**Task to complete**
Quote the line containing "Parse this screenshot: output" and all lines that follow it in the listing below, exactly as written.
= = =
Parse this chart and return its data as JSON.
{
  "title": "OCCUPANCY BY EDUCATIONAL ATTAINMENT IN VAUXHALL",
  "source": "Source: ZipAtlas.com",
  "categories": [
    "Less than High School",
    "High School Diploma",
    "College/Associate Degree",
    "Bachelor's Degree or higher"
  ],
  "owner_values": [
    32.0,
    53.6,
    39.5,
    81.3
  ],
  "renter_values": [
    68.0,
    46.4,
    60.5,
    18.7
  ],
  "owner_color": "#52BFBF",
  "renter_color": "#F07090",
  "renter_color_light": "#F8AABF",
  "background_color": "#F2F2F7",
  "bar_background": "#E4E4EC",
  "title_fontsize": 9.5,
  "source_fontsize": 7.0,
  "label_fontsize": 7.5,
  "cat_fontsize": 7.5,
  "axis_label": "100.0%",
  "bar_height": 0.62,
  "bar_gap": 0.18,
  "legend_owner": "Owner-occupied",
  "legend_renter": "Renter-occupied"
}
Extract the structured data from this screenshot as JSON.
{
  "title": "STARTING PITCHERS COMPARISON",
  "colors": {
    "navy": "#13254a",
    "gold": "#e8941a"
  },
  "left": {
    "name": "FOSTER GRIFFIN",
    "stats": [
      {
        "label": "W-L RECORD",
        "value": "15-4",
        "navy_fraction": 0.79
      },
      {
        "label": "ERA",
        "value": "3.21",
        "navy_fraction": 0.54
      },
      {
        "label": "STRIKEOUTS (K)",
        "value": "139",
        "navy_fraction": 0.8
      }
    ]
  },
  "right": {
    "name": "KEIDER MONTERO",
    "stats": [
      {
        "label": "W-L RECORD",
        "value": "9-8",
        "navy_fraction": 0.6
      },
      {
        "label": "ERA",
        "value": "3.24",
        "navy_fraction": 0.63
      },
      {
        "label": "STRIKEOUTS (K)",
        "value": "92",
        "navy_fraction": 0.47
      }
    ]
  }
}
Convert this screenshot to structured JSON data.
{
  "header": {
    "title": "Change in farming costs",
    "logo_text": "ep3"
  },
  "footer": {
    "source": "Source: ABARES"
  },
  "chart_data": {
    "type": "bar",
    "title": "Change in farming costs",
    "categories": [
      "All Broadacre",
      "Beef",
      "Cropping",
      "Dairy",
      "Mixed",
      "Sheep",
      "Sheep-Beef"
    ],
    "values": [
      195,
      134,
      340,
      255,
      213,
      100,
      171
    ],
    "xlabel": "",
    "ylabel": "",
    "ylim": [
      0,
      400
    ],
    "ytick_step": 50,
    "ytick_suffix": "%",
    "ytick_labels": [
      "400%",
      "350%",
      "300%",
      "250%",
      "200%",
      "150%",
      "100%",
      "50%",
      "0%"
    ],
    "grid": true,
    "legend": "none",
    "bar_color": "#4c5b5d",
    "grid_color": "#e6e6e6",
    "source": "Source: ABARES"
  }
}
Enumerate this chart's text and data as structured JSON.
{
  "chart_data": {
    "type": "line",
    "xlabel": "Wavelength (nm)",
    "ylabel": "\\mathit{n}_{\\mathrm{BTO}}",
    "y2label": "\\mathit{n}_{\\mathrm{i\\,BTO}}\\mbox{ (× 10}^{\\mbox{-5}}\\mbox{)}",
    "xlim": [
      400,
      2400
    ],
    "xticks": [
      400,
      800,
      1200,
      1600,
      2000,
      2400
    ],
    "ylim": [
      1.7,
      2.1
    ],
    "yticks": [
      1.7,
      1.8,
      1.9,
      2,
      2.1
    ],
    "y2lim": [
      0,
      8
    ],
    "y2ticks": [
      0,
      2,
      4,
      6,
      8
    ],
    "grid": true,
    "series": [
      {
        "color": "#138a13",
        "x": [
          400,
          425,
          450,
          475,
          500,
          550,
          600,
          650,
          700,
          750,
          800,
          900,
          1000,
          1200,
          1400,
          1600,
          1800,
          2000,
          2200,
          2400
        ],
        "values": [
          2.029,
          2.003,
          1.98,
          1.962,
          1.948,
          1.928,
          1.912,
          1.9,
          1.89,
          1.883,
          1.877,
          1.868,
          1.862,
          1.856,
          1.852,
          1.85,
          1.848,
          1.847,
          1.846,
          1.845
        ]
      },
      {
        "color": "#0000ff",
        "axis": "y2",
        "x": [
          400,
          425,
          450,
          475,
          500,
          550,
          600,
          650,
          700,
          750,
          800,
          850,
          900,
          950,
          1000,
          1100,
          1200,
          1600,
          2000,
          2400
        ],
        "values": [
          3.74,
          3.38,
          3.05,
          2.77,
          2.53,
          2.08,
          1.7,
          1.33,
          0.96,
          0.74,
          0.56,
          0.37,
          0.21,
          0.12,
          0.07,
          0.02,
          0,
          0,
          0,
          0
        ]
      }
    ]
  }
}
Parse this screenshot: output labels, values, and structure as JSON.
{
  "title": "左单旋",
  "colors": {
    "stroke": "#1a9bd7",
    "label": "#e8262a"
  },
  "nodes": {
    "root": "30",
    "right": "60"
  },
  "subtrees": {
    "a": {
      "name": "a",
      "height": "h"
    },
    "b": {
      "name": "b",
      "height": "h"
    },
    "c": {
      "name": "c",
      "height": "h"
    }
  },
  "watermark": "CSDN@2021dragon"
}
= = =
**Output for this task**
Parse this screenshot: output labels, values, and structure as JSON.
{
  "title": "左单旋",
  "colors": {
    "stroke": "#1a9bd7",
    "label": "#e8262a"
  },
  "nodes": {
    "root": "30",
    "right": "60"
  },
  "subtrees": {
    "a": {
      "name": "a",
      "height": "h"
    },
    "b": {
      "name": "b",
      "height": "h"
    },
    "c": {
      "name": "c",
      "height": "h"
    }
  },
  "watermark": "CSDN@2021dragon"
}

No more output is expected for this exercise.